--- start of EXTRACTED INFORMATION ---
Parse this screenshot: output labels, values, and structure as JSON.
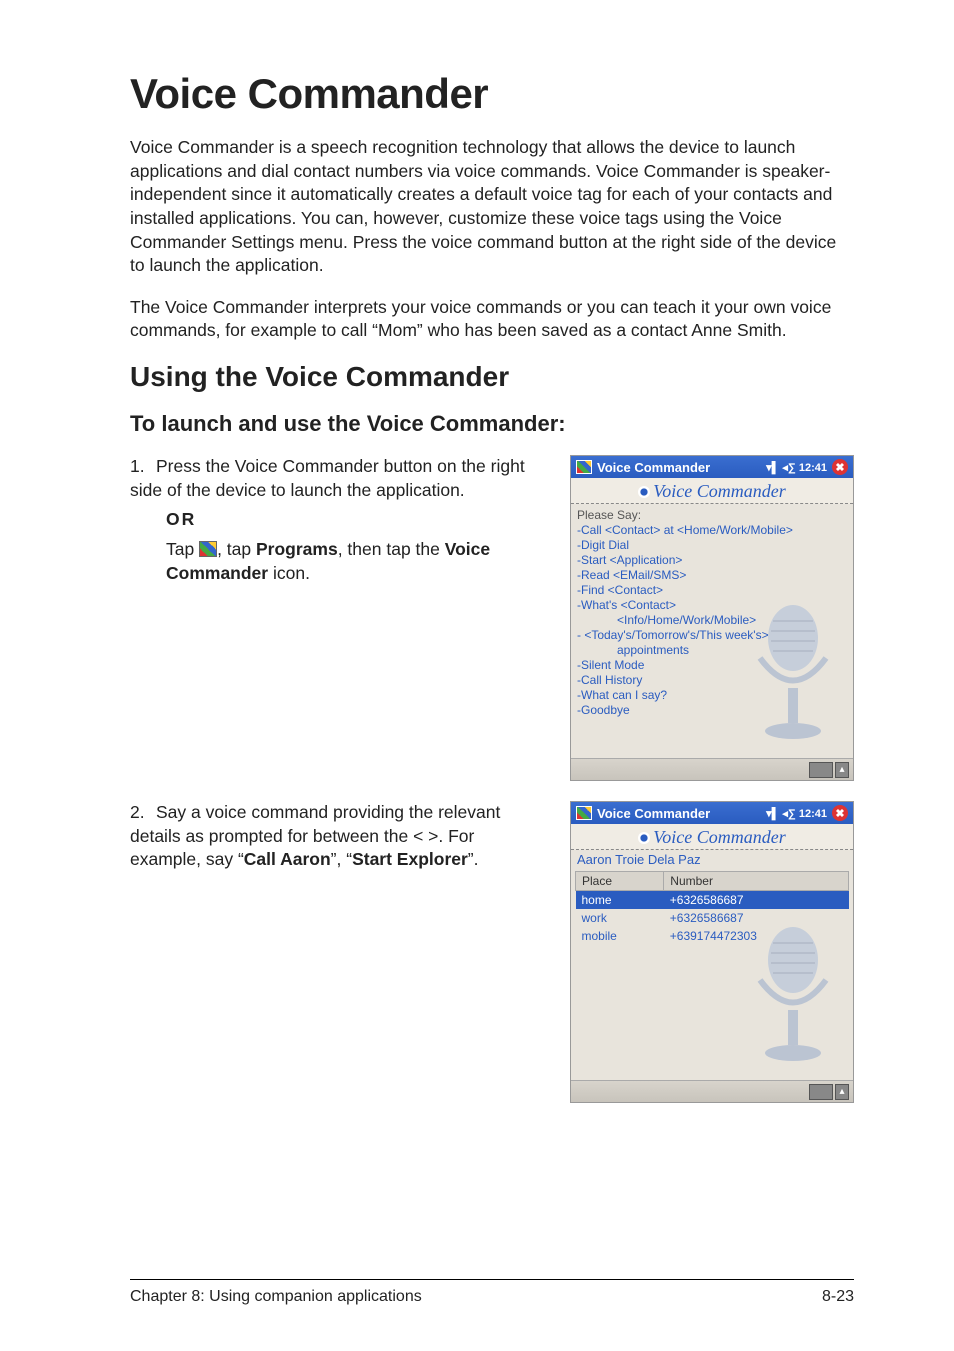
{
  "title": "Voice Commander",
  "para1": "Voice Commander is a speech recognition technology that allows the device to launch applications and dial contact numbers via voice commands. Voice Commander is speaker-independent since it automatically creates a default voice tag for each of your contacts and installed applications. You can, however, customize these voice tags using the Voice Commander Settings menu. Press the voice command button at the right side of the device to launch the application.",
  "para2": "The Voice Commander interprets your voice commands or you can teach it your own voice commands, for example to call “Mom” who has been saved as a contact Anne Smith.",
  "h2": "Using the Voice Commander",
  "h3": "To launch and use the Voice Commander:",
  "step1": {
    "num": "1.",
    "text": "Press the Voice Commander button on the right side of the device to launch the application.",
    "or": "OR",
    "tap_pre": "Tap ",
    "tap_mid": ", tap ",
    "programs": "Programs",
    "tap_post": ", then tap the ",
    "vc": "Voice Commander",
    "icon_post": " icon."
  },
  "step2": {
    "num": "2.",
    "text_pre": "Say a voice command providing the relevant details as prompted for between the < >. For example, say “",
    "call": "Call Aaron",
    "mid": "”, “",
    "start": "Start Explorer",
    "post": "”."
  },
  "shot1": {
    "title": "Voice Commander",
    "status": "▾▌ ◂∑ 12:41",
    "close": "✖",
    "app_header": "Voice Commander",
    "say": "Please Say:",
    "lines": [
      "-Call <Contact> at <Home/Work/Mobile>",
      "-Digit Dial",
      "-Start <Application>",
      "-Read <EMail/SMS>",
      "-Find <Contact>",
      "-What's <Contact>"
    ],
    "sub1": "<Info/Home/Work/Mobile>",
    "line7": "- <Today's/Tomorrow's/This week's>",
    "sub2": "appointments",
    "tail": [
      "-Silent Mode",
      "-Call History",
      "-What can I say?",
      "-Goodbye"
    ]
  },
  "shot2": {
    "title": "Voice Commander",
    "status": "▾▌ ◂∑ 12:41",
    "close": "✖",
    "app_header": "Voice Commander",
    "contact": "Aaron Troie Dela Paz",
    "th1": "Place",
    "th2": "Number",
    "rows": [
      {
        "place": "home",
        "number": "+6326586687",
        "sel": true
      },
      {
        "place": "work",
        "number": "+6326586687",
        "sel": false
      },
      {
        "place": "mobile",
        "number": "+639174472303",
        "sel": false
      }
    ]
  },
  "footer_left": "Chapter 8: Using companion applications",
  "footer_right": "8-23"
}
--- end of EXTRACTED INFORMATION ---
REQUIREMENT: Whichever lines contain the string "Aaron", select and copy them.

SOLUTION FOR THIS EXERCISE:
    "call": "Call Aaron",
    "contact": "Aaron Troie Dela Paz",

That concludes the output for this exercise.